Aim of the task:
For the entries that follow, tally the lines holding the string "text". Give the total and nothing else.

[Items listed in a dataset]
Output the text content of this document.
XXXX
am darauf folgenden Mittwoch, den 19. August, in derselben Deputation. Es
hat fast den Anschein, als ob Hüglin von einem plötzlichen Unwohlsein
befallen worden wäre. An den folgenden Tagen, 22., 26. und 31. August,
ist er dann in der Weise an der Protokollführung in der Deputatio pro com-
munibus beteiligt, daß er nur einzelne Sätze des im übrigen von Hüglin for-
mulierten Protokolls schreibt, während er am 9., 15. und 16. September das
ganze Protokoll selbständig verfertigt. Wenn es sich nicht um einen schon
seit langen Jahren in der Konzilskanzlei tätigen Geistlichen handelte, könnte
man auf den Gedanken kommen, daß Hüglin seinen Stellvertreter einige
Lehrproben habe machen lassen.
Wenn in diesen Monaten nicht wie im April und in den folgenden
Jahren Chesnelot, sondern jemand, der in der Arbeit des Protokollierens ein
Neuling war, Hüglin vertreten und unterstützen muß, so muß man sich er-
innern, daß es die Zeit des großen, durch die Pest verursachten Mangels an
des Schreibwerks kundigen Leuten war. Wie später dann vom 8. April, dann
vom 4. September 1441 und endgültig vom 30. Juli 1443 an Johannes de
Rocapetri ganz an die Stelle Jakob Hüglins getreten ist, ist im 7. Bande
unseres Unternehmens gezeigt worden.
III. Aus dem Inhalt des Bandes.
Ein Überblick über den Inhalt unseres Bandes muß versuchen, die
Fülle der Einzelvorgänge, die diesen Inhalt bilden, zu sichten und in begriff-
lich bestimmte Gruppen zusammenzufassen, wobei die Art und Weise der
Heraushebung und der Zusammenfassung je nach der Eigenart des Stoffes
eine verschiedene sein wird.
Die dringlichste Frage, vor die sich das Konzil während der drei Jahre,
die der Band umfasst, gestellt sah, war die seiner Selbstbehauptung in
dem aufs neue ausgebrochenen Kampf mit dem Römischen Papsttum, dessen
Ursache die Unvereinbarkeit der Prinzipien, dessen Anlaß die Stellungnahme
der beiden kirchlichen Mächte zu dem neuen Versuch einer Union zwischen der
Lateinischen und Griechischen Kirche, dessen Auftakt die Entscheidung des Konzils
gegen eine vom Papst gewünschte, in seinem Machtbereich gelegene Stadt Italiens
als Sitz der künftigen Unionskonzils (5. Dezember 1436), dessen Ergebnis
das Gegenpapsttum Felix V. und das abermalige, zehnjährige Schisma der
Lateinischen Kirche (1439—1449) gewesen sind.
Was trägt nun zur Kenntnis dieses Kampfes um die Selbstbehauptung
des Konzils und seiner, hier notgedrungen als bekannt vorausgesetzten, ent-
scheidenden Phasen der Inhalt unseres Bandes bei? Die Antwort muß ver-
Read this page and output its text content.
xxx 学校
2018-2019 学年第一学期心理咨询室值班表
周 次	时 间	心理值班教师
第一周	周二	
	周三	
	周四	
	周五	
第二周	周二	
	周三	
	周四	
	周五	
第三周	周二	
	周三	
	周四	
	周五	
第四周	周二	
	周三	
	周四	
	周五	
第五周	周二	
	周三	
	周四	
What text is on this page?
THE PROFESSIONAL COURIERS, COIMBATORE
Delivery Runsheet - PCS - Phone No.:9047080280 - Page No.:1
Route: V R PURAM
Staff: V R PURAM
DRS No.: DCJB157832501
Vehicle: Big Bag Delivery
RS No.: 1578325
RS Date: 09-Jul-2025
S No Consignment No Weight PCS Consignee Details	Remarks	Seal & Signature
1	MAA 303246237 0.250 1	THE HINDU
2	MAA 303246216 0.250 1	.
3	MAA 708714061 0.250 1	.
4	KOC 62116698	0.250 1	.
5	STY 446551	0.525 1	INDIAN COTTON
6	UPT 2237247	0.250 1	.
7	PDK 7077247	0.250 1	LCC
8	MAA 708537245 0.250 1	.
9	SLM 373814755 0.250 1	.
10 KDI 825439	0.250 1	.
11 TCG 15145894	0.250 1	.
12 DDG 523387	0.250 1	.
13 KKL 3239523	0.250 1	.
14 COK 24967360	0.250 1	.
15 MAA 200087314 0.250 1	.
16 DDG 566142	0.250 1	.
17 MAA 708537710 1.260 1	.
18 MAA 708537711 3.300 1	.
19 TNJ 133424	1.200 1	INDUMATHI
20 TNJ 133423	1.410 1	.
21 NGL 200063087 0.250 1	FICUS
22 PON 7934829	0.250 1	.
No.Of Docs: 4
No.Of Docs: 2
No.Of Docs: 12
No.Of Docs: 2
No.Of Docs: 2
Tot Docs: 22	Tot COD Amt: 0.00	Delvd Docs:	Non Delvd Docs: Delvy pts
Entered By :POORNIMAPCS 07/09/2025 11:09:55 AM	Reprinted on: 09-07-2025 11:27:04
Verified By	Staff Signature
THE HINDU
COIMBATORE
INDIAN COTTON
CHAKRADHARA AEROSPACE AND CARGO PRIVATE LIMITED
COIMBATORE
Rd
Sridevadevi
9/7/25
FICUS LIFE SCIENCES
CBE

Expected answer:
3